-- RAW RECORDS --
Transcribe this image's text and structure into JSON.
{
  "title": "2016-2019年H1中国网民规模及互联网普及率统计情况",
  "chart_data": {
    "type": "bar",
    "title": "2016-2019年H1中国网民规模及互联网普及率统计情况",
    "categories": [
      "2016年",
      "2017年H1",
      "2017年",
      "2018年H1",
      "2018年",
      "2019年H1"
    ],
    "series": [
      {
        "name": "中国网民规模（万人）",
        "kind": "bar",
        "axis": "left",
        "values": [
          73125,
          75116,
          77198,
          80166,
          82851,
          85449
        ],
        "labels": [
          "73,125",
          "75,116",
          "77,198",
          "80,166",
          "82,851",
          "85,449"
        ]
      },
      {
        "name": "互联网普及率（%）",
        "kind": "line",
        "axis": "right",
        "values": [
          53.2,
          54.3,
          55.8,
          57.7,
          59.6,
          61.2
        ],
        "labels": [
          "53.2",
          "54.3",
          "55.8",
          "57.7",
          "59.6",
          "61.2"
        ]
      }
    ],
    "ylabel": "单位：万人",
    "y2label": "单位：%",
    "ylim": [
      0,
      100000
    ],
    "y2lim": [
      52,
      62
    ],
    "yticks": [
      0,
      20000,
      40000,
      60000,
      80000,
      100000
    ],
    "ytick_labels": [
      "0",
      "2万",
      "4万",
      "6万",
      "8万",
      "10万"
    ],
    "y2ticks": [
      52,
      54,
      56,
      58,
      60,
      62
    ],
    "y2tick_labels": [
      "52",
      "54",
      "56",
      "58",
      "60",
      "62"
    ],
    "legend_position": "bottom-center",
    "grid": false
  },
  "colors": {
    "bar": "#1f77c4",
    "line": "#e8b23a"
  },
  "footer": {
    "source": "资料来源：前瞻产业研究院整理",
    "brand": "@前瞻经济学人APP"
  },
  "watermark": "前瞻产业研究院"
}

-- SHORT EXERCISE --
Please repeat the listing above in full and exactly.

-- PROBLEM SOLUTION --
Transcribe this image's text and structure into JSON.
{
  "title": "2016-2019年H1中国网民规模及互联网普及率统计情况",
  "chart_data": {
    "type": "bar",
    "title": "2016-2019年H1中国网民规模及互联网普及率统计情况",
    "categories": [
      "2016年",
      "2017年H1",
      "2017年",
      "2018年H1",
      "2018年",
      "2019年H1"
    ],
    "series": [
      {
        "name": "中国网民规模（万人）",
        "kind": "bar",
        "axis": "left",
        "values": [
          73125,
          75116,
          77198,
          80166,
          82851,
          85449
        ],
        "labels": [
          "73,125",
          "75,116",
          "77,198",
          "80,166",
          "82,851",
          "85,449"
        ]
      },
      {
        "name": "互联网普及率（%）",
        "kind": "line",
        "axis": "right",
        "values": [
          53.2,
          54.3,
          55.8,
          57.7,
          59.6,
          61.2
        ],
        "labels": [
          "53.2",
          "54.3",
          "55.8",
          "57.7",
          "59.6",
          "61.2"
        ]
      }
    ],
    "ylabel": "单位：万人",
    "y2label": "单位：%",
    "ylim": [
      0,
      100000
    ],
    "y2lim": [
      52,
      62
    ],
    "yticks": [
      0,
      20000,
      40000,
      60000,
      80000,
      100000
    ],
    "ytick_labels": [
      "0",
      "2万",
      "4万",
      "6万",
      "8万",
      "10万"
    ],
    "y2ticks": [
      52,
      54,
      56,
      58,
      60,
      62
    ],
    "y2tick_labels": [
      "52",
      "54",
      "56",
      "58",
      "60",
      "62"
    ],
    "legend_position": "bottom-center",
    "grid": false
  },
  "colors": {
    "bar": "#1f77c4",
    "line": "#e8b23a"
  },
  "footer": {
    "source": "资料来源：前瞻产业研究院整理",
    "brand": "@前瞻经济学人APP"
  },
  "watermark": "前瞻产业研究院"
}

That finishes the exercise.